— What the task requires —
Copy each line of the entries that contains the word "Uniform".

★ ★ ★ ★ ★ ★ ★

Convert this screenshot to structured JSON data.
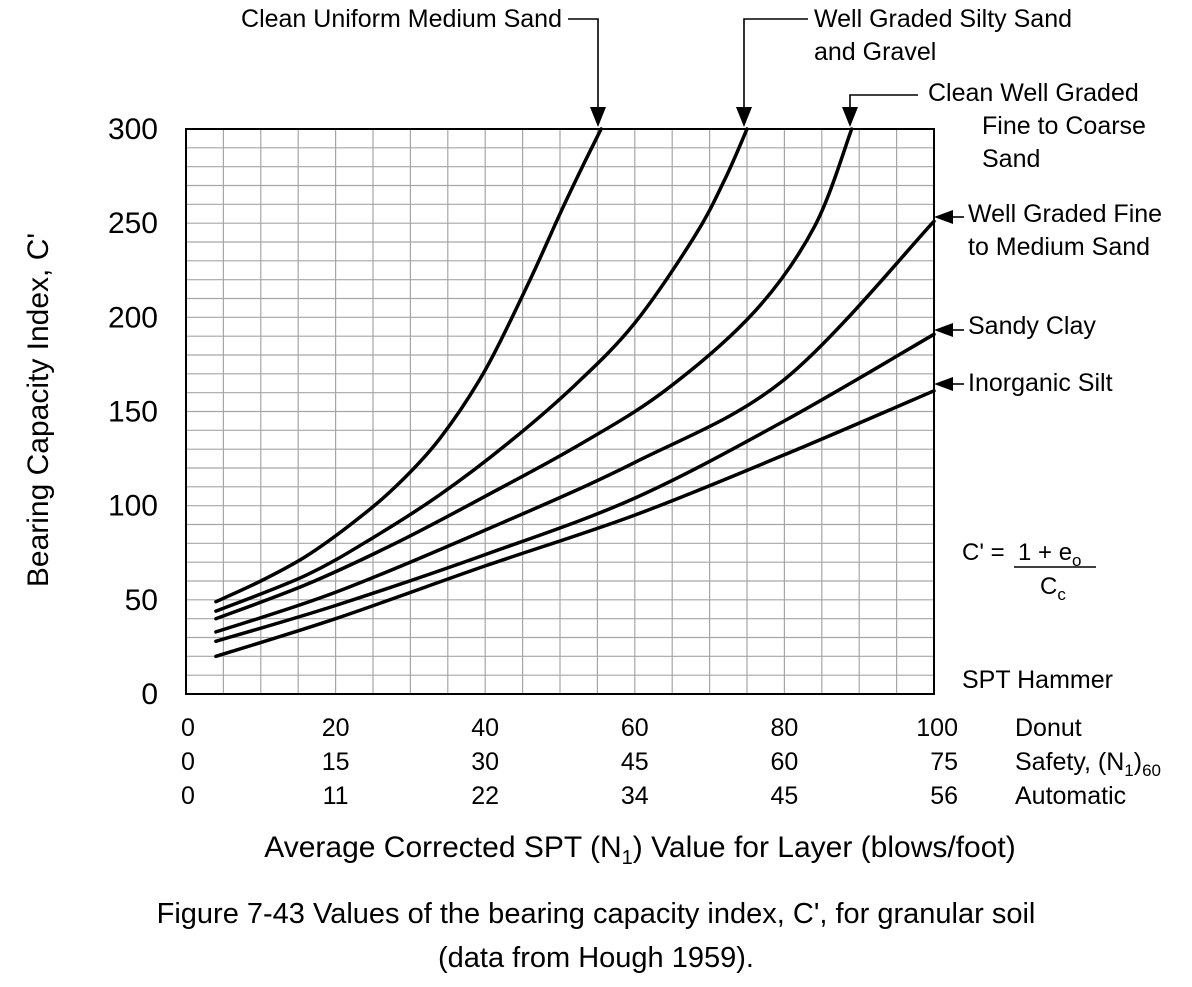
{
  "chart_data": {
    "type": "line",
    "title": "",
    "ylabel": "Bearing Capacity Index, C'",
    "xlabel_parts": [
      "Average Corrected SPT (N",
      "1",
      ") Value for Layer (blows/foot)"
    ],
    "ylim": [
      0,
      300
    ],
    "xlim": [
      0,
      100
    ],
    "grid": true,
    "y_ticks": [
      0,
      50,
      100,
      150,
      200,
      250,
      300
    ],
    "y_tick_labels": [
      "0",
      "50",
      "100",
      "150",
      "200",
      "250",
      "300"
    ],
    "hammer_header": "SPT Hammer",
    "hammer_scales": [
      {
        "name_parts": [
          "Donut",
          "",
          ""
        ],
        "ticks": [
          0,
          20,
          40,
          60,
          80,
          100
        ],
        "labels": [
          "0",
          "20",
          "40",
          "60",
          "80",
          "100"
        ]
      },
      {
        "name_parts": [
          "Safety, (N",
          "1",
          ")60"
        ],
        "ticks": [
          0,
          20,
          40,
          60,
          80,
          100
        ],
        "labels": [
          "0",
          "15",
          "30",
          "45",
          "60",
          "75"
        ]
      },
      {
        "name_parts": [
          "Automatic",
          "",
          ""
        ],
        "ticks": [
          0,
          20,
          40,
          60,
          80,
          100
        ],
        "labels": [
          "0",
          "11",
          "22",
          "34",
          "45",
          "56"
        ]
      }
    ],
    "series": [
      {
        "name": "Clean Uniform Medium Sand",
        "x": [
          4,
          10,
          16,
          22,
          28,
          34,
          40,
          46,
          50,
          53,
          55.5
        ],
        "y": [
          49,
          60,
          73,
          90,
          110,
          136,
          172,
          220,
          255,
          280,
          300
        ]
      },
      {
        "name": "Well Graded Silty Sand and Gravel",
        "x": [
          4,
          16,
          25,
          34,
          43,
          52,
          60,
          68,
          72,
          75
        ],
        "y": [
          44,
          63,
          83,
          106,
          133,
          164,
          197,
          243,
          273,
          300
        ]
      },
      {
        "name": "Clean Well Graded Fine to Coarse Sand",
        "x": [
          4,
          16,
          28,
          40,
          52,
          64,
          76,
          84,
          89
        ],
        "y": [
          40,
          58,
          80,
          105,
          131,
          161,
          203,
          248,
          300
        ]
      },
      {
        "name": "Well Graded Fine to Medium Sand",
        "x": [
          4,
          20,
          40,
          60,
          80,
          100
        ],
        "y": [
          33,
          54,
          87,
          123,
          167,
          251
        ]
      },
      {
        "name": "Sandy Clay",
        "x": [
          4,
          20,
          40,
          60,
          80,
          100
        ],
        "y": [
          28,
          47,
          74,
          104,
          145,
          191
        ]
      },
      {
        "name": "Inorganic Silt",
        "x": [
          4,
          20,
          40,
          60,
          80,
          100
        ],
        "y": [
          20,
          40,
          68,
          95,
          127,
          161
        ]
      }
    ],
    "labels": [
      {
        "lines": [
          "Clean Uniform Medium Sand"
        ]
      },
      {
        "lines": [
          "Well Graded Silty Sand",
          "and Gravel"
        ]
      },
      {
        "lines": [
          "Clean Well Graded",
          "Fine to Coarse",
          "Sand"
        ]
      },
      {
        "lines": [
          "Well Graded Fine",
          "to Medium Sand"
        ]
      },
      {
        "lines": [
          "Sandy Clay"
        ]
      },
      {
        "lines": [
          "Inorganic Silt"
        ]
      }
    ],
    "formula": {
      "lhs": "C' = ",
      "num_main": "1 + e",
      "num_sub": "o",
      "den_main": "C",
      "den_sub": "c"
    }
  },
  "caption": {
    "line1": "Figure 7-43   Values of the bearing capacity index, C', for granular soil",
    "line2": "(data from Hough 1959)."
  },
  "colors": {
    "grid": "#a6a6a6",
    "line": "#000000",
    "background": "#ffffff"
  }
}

★ ★ ★ ★ ★ ★ ★

— Exercise response —
        "name": "Clean Uniform Medium Sand",
          "Clean Uniform Medium Sand"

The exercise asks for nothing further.